→ To do:
Look through the data below and work out how many lines contain the string "offset". Give the number alone.

→ Given records:
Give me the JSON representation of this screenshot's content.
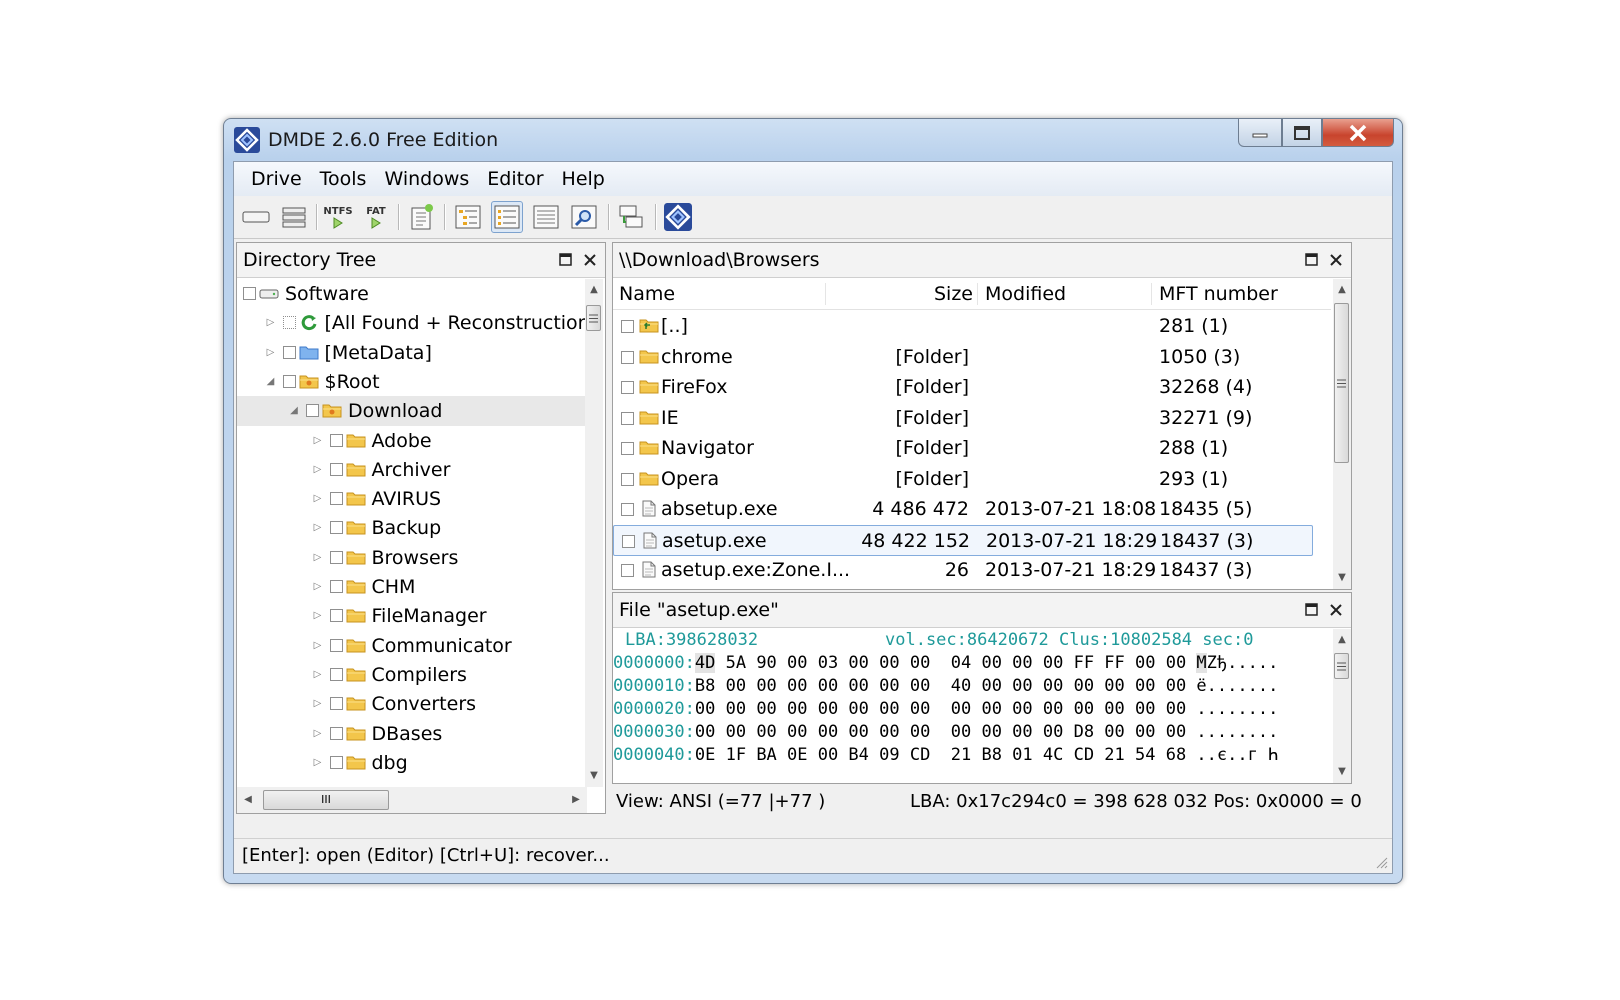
{
  "window": {
    "title": "DMDE 2.6.0 Free Edition"
  },
  "menu": [
    "Drive",
    "Tools",
    "Windows",
    "Editor",
    "Help"
  ],
  "toolbar": {
    "ntfs_label": "NTFS",
    "fat_label": "FAT",
    "buttons": [
      "drive-icon",
      "partitions-icon",
      "ntfs-open-icon",
      "fat-open-icon",
      "new-file-icon",
      "tree-icon",
      "list-icon",
      "details-icon",
      "search-icon",
      "recover-icon",
      "dmde-logo-icon"
    ],
    "pressed": "list-icon"
  },
  "directory_tree": {
    "title": "Directory Tree",
    "items": [
      {
        "label": "Software",
        "level": 0,
        "icon": "drive-icon",
        "expander": ""
      },
      {
        "label": "[All Found + Reconstruction]",
        "level": 1,
        "icon": "reconstruct-icon",
        "expander": "▷"
      },
      {
        "label": "[MetaData]",
        "level": 1,
        "icon": "folder-blue-icon",
        "expander": "▷"
      },
      {
        "label": "$Root",
        "level": 1,
        "icon": "folder-root-icon",
        "expander": "◢"
      },
      {
        "label": "Download",
        "level": 2,
        "icon": "folder-root-icon",
        "expander": "◢"
      },
      {
        "label": "Adobe",
        "level": 3,
        "icon": "folder-icon",
        "expander": "▷"
      },
      {
        "label": "Archiver",
        "level": 3,
        "icon": "folder-icon",
        "expander": "▷"
      },
      {
        "label": "AVIRUS",
        "level": 3,
        "icon": "folder-icon",
        "expander": "▷"
      },
      {
        "label": "Backup",
        "level": 3,
        "icon": "folder-icon",
        "expander": "▷"
      },
      {
        "label": "Browsers",
        "level": 3,
        "icon": "folder-icon",
        "expander": "▷"
      },
      {
        "label": "CHM",
        "level": 3,
        "icon": "folder-icon",
        "expander": "▷"
      },
      {
        "label": "FileManager",
        "level": 3,
        "icon": "folder-icon",
        "expander": "▷"
      },
      {
        "label": "Communicator",
        "level": 3,
        "icon": "folder-icon",
        "expander": "▷"
      },
      {
        "label": "Compilers",
        "level": 3,
        "icon": "folder-icon",
        "expander": "▷"
      },
      {
        "label": "Converters",
        "level": 3,
        "icon": "folder-icon",
        "expander": "▷"
      },
      {
        "label": "DBases",
        "level": 3,
        "icon": "folder-icon",
        "expander": "▷"
      },
      {
        "label": "dbg",
        "level": 3,
        "icon": "folder-icon",
        "expander": "▷"
      }
    ],
    "selected": "Download",
    "hscroll_thumb": "III"
  },
  "file_list": {
    "path": "\\\\Download\\Browsers",
    "columns": {
      "name": "Name",
      "size": "Size",
      "modified": "Modified",
      "mft": "MFT number"
    },
    "rows": [
      {
        "name": "[..]",
        "size": "",
        "modified": "",
        "mft": "281 (1)",
        "icon": "folder-up-icon"
      },
      {
        "name": "chrome",
        "size": "[Folder]",
        "modified": "",
        "mft": "1050 (3)",
        "icon": "folder-icon"
      },
      {
        "name": "FireFox",
        "size": "[Folder]",
        "modified": "",
        "mft": "32268 (4)",
        "icon": "folder-icon"
      },
      {
        "name": "IE",
        "size": "[Folder]",
        "modified": "",
        "mft": "32271 (9)",
        "icon": "folder-icon"
      },
      {
        "name": "Navigator",
        "size": "[Folder]",
        "modified": "",
        "mft": "288 (1)",
        "icon": "folder-icon"
      },
      {
        "name": "Opera",
        "size": "[Folder]",
        "modified": "",
        "mft": "293 (1)",
        "icon": "folder-icon"
      },
      {
        "name": "absetup.exe",
        "size": "4 486 472",
        "modified": "2013-07-21 18:08",
        "mft": "18435 (5)",
        "icon": "file-icon"
      },
      {
        "name": "asetup.exe",
        "size": "48 422 152",
        "modified": "2013-07-21 18:29",
        "mft": "18437 (3)",
        "icon": "file-icon"
      },
      {
        "name": "asetup.exe:Zone.I...",
        "size": "26",
        "modified": "2013-07-21 18:29",
        "mft": "18437 (3)",
        "icon": "file-icon"
      }
    ],
    "selected": "asetup.exe"
  },
  "hex_view": {
    "title": "File \"asetup.exe\"",
    "header_lba": "LBA:398628032",
    "header_right": "vol.sec:86420672 Clus:10802584 sec:0",
    "rows": [
      {
        "offset": "0000000:",
        "b1": "4D",
        "rest1": "5A 90 00 03 00 00 00",
        "bytes2": "04 00 00 00 FF FF 00 00",
        "ascii": "MZђ....."
      },
      {
        "offset": "0000010:",
        "b1": "B8",
        "rest1": "00 00 00 00 00 00 00",
        "bytes2": "40 00 00 00 00 00 00 00",
        "ascii": "ё......."
      },
      {
        "offset": "0000020:",
        "b1": "00",
        "rest1": "00 00 00 00 00 00 00",
        "bytes2": "00 00 00 00 00 00 00 00",
        "ascii": "........"
      },
      {
        "offset": "0000030:",
        "b1": "00",
        "rest1": "00 00 00 00 00 00 00",
        "bytes2": "00 00 00 00 D8 00 00 00",
        "ascii": "........"
      },
      {
        "offset": "0000040:",
        "b1": "0E",
        "rest1": "1F BA 0E 00 B4 09 CD",
        "bytes2": "21 B8 01 4C CD 21 54 68",
        "ascii": "..є..г Һ"
      }
    ],
    "view_mode": "View: ANSI (=77 |+77 )",
    "position": "LBA: 0x17c294c0 = 398 628 032  Pos: 0x0000 = 0"
  },
  "statusbar": {
    "text": "[Enter]: open (Editor)  [Ctrl+U]: recover..."
  }
}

→ Task solution:
5